*** RAW RECORDS ***

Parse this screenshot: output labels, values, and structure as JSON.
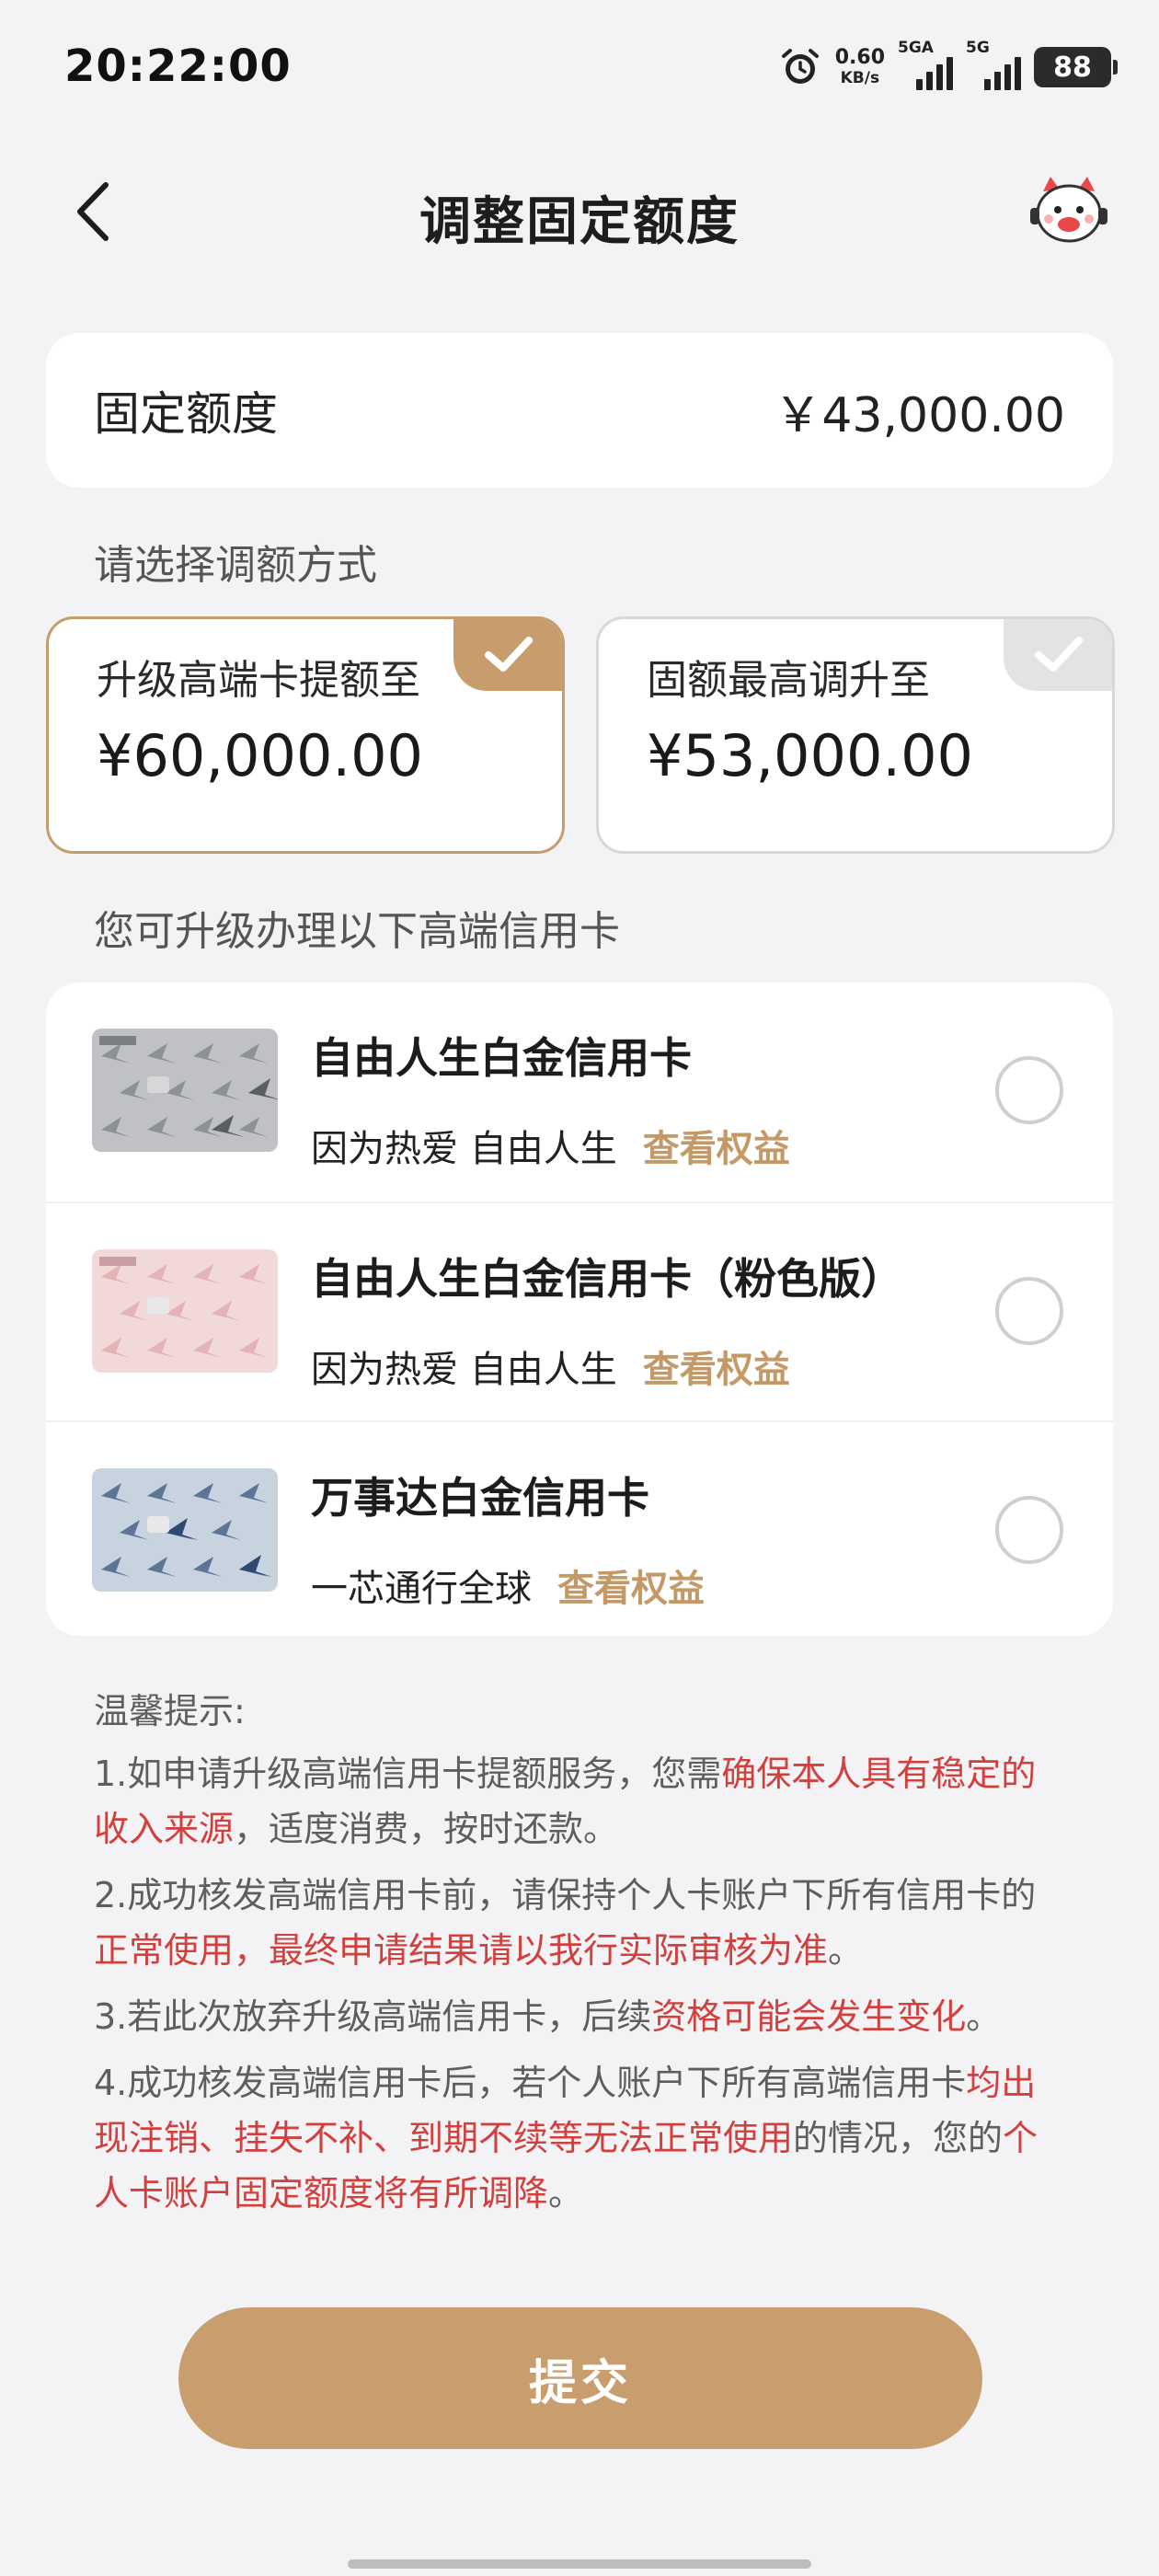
{
  "status_bar": {
    "time": "20:22:00",
    "net_speed_value": "0.60",
    "net_speed_unit": "KB/s",
    "signal1_label": "5GA",
    "signal2_label": "5G",
    "battery": "88",
    "icons": [
      "alarm-icon",
      "signal-icon",
      "battery-icon"
    ]
  },
  "nav": {
    "title": "调整固定额度",
    "back_icon": "chevron-left-icon",
    "assistant_icon": "assistant-mascot-icon"
  },
  "quota": {
    "label": "固定额度",
    "value": "￥43,000.00"
  },
  "method_section_label": "请选择调额方式",
  "options": [
    {
      "label": "升级高端卡提额至",
      "amount": "¥60,000.00",
      "selected": true
    },
    {
      "label": "固额最高调升至",
      "amount": "¥53,000.00",
      "selected": false
    }
  ],
  "upgrade_section_label": "您可升级办理以下高端信用卡",
  "cards": [
    {
      "name": "自由人生白金信用卡",
      "slogan": "因为热爱 自由人生",
      "link": "查看权益",
      "selected": false
    },
    {
      "name": "自由人生白金信用卡（粉色版）",
      "slogan": "因为热爱 自由人生",
      "link": "查看权益",
      "selected": false
    },
    {
      "name": "万事达白金信用卡",
      "slogan": "一芯通行全球",
      "link": "查看权益",
      "selected": false
    }
  ],
  "tips": {
    "title": "温馨提示:",
    "items": [
      {
        "a": "1.如申请升级高端信用卡提额服务，您需",
        "b": "确保本人具有稳定的收入来源",
        "c": "，适度消费，按时还款。"
      },
      {
        "a": "2.成功核发高端信用卡前，请保持个人卡账户下所有信用卡的",
        "b": "正常使用，最终申请结果请以我行实际审核为准",
        "c": "。"
      },
      {
        "a": "3.若此次放弃升级高端信用卡，后续",
        "b": "资格可能会发生变化",
        "c": "。"
      },
      {
        "a": "4.成功核发高端信用卡后，若个人账户下所有高端信用卡",
        "b": "均出现注销、挂失不补、到期不续等无法正常使用",
        "c": "的情况，您的",
        "d": "个人卡账户固定额度将有所调降",
        "e": "。"
      }
    ]
  },
  "submit_label": "提交",
  "colors": {
    "accent": "#c89e6f",
    "warning_text": "#d2403e",
    "background": "#f3f3f5"
  }
}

***

### DESCRIPTION OF THE TASK:
Reproduce the material above in full and without alteration, but skip all pictures.

### OUTPUT OF THE EXERCISE:
Parse this screenshot: output labels, values, and structure as JSON.
{
  "status_bar": {
    "time": "20:22:00",
    "net_speed_value": "0.60",
    "net_speed_unit": "KB/s",
    "signal1_label": "5GA",
    "signal2_label": "5G",
    "battery": "88",
    "icons": [
      "alarm-icon",
      "signal-icon",
      "battery-icon"
    ]
  },
  "nav": {
    "title": "调整固定额度",
    "back_icon": "chevron-left-icon",
    "assistant_icon": "assistant-mascot-icon"
  },
  "quota": {
    "label": "固定额度",
    "value": "￥43,000.00"
  },
  "method_section_label": "请选择调额方式",
  "options": [
    {
      "label": "升级高端卡提额至",
      "amount": "¥60,000.00",
      "selected": true
    },
    {
      "label": "固额最高调升至",
      "amount": "¥53,000.00",
      "selected": false
    }
  ],
  "upgrade_section_label": "您可升级办理以下高端信用卡",
  "cards": [
    {
      "name": "自由人生白金信用卡",
      "slogan": "因为热爱 自由人生",
      "link": "查看权益",
      "selected": false
    },
    {
      "name": "自由人生白金信用卡（粉色版）",
      "slogan": "因为热爱 自由人生",
      "link": "查看权益",
      "selected": false
    },
    {
      "name": "万事达白金信用卡",
      "slogan": "一芯通行全球",
      "link": "查看权益",
      "selected": false
    }
  ],
  "tips": {
    "title": "温馨提示:",
    "items": [
      {
        "a": "1.如申请升级高端信用卡提额服务，您需",
        "b": "确保本人具有稳定的收入来源",
        "c": "，适度消费，按时还款。"
      },
      {
        "a": "2.成功核发高端信用卡前，请保持个人卡账户下所有信用卡的",
        "b": "正常使用，最终申请结果请以我行实际审核为准",
        "c": "。"
      },
      {
        "a": "3.若此次放弃升级高端信用卡，后续",
        "b": "资格可能会发生变化",
        "c": "。"
      },
      {
        "a": "4.成功核发高端信用卡后，若个人账户下所有高端信用卡",
        "b": "均出现注销、挂失不补、到期不续等无法正常使用",
        "c": "的情况，您的",
        "d": "个人卡账户固定额度将有所调降",
        "e": "。"
      }
    ]
  },
  "submit_label": "提交",
  "colors": {
    "accent": "#c89e6f",
    "warning_text": "#d2403e",
    "background": "#f3f3f5"
  }
}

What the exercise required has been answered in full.